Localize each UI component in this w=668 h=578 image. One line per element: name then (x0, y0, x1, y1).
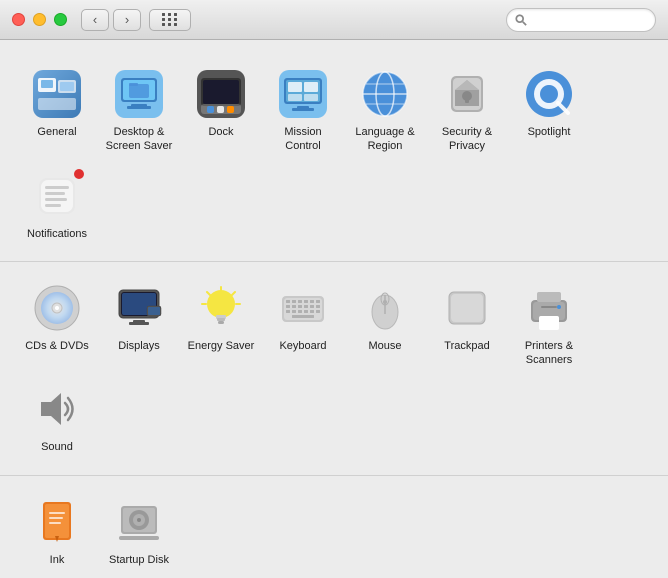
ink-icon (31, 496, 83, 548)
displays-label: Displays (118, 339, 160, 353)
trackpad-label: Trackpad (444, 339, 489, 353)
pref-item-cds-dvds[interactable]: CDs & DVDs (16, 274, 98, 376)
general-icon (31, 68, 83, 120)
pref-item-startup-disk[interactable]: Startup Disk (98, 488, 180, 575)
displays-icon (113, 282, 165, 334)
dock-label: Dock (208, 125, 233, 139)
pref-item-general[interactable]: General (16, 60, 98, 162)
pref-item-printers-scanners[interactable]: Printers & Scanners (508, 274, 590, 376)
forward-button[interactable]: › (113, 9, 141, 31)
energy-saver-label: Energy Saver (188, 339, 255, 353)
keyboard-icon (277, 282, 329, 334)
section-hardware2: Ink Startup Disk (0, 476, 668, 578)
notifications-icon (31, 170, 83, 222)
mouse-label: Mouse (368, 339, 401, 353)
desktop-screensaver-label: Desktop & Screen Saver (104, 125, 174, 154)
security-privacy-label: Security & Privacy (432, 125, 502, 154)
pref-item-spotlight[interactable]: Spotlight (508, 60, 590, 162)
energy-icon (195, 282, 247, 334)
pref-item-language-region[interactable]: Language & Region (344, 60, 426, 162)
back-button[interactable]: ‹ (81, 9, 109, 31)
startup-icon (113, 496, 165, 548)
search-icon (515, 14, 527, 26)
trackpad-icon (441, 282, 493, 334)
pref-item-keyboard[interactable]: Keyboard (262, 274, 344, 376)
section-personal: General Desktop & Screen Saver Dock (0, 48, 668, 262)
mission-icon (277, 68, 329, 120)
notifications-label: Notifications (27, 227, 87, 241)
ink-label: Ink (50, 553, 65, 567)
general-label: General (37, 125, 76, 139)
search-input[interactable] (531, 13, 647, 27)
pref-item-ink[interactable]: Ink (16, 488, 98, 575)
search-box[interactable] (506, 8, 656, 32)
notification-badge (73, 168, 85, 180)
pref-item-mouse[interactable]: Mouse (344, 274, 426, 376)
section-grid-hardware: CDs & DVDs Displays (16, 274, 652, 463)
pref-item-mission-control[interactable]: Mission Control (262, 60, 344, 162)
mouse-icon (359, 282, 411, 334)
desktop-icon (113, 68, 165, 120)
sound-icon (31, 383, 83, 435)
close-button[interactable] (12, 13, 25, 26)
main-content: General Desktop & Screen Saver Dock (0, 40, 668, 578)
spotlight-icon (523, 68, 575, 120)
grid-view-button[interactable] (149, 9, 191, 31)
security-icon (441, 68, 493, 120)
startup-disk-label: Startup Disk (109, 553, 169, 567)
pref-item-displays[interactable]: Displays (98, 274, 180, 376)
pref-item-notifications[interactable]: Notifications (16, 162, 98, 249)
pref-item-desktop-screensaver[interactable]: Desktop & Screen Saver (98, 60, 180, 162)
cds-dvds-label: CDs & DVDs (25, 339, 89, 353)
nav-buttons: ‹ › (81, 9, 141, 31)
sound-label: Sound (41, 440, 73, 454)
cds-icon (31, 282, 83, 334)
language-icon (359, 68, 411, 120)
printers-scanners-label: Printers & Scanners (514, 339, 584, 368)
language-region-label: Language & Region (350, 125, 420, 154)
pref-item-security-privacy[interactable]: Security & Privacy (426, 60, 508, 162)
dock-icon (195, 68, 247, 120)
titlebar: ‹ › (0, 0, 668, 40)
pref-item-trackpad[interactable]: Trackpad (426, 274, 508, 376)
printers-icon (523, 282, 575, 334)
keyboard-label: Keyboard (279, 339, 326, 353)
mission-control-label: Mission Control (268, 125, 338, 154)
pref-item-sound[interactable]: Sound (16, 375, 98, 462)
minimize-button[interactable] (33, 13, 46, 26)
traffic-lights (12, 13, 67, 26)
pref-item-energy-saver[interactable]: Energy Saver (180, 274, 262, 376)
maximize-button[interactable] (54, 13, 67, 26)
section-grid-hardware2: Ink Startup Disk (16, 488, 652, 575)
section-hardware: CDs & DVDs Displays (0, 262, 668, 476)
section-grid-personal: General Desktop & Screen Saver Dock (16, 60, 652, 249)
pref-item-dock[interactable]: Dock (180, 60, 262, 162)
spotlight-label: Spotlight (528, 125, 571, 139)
◇ ◇ ◇ ◇ ◇
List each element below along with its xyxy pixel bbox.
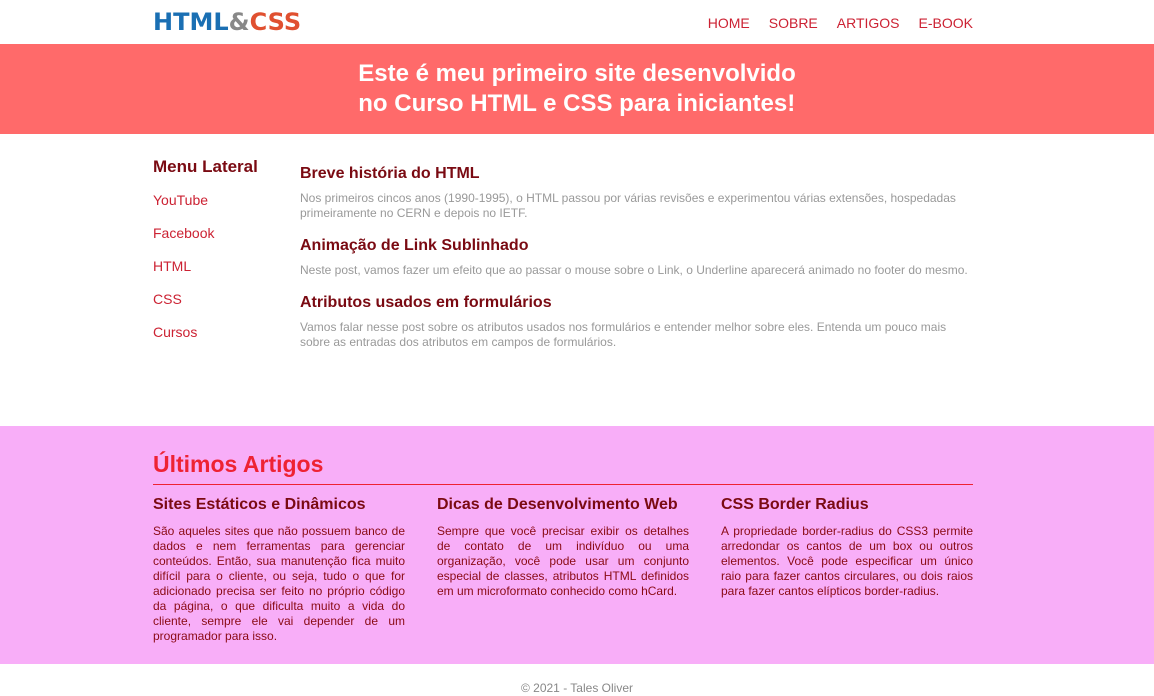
◇ ◇ ◇ ◇ ◇
▶ **What you need to do**
Reproduce the listing between the lines holding "Localize each UI" and "pref-item-keyboard[interactable]: Keyboard (262, 274, 344, 376)", inclusive, character for character, omitting the picture.

▶ **Correct output**
Localize each UI component in this w=668 h=578 image. One line per element: name then (x0, y0, x1, y1).
ink-icon (31, 496, 83, 548)
displays-label: Displays (118, 339, 160, 353)
trackpad-label: Trackpad (444, 339, 489, 353)
pref-item-cds-dvds[interactable]: CDs & DVDs (16, 274, 98, 376)
general-icon (31, 68, 83, 120)
pref-item-startup-disk[interactable]: Startup Disk (98, 488, 180, 575)
displays-icon (113, 282, 165, 334)
dock-label: Dock (208, 125, 233, 139)
pref-item-general[interactable]: General (16, 60, 98, 162)
pref-item-printers-scanners[interactable]: Printers & Scanners (508, 274, 590, 376)
forward-button[interactable]: › (113, 9, 141, 31)
energy-saver-label: Energy Saver (188, 339, 255, 353)
keyboard-icon (277, 282, 329, 334)
section-hardware2: Ink Startup Disk (0, 476, 668, 578)
notifications-icon (31, 170, 83, 222)
mouse-label: Mouse (368, 339, 401, 353)
desktop-screensaver-label: Desktop & Screen Saver (104, 125, 174, 154)
security-privacy-label: Security & Privacy (432, 125, 502, 154)
pref-item-spotlight[interactable]: Spotlight (508, 60, 590, 162)
energy-icon (195, 282, 247, 334)
pref-item-language-region[interactable]: Language & Region (344, 60, 426, 162)
back-button[interactable]: ‹ (81, 9, 109, 31)
startup-icon (113, 496, 165, 548)
search-icon (515, 14, 527, 26)
trackpad-icon (441, 282, 493, 334)
pref-item-keyboard[interactable]: Keyboard (262, 274, 344, 376)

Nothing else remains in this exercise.